Show, in full, each line of the data that contains "即期收益率".

<<<<

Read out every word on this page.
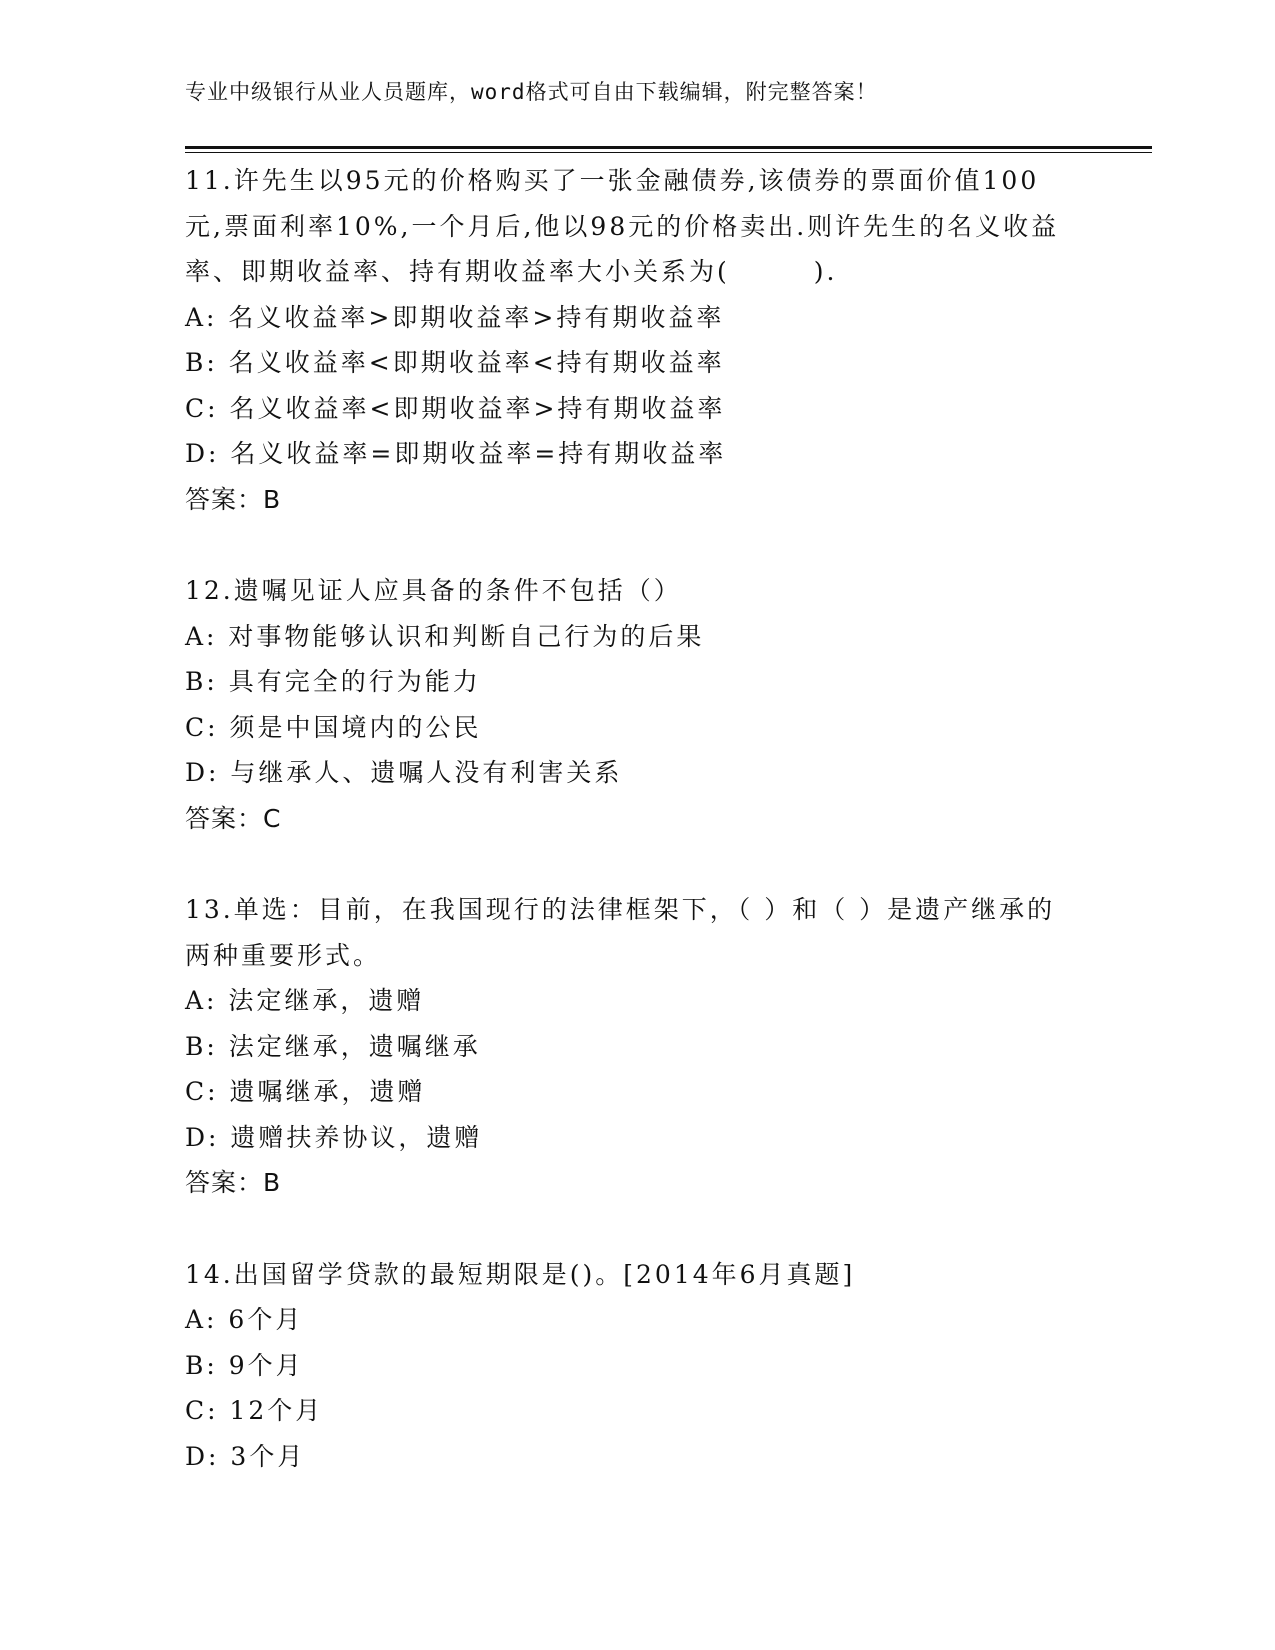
专业中级银行从业人员题库，word格式可自由下载编辑，附完整答案！
11.许先生以95元的价格购买了一张金融债券,该债券的票面价值100元,票面利率10%,一个月后,他以98元的价格卖出.则许先生的名义收益率、即期收益率、持有期收益率大小关系为(　　　).
A: 名义收益率>即期收益率>持有期收益率
B: 名义收益率<即期收益率<持有期收益率
C: 名义收益率<即期收益率>持有期收益率
D: 名义收益率=即期收益率=持有期收益率
答案：B
12.遗嘱见证人应具备的条件不包括（）
A: 对事物能够认识和判断自己行为的后果
B: 具有完全的行为能力
C: 须是中国境内的公民
D: 与继承人、遗嘱人没有利害关系
答案：C
13.单选：目前，在我国现行的法律框架下，（ ）和（ ）是遗产继承的两种重要形式。
A: 法定继承，遗赠
B: 法定继承，遗嘱继承
C: 遗嘱继承，遗赠
D: 遗赠扶养协议，遗赠
答案：B
14.出国留学贷款的最短期限是()。[2014年6月真题]
A: 6个月
B: 9个月
C: 12个月
D: 3个月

>>>>

Output for this task.
11.许先生以95元的价格购买了一张金融债券,该债券的票面价值100元,票面利率10%,一个月后,他以98元的价格卖出.则许先生的名义收益率、即期收益率、持有期收益率大小关系为(　　　).
A: 名义收益率>即期收益率>持有期收益率
B: 名义收益率<即期收益率<持有期收益率
C: 名义收益率<即期收益率>持有期收益率
D: 名义收益率=即期收益率=持有期收益率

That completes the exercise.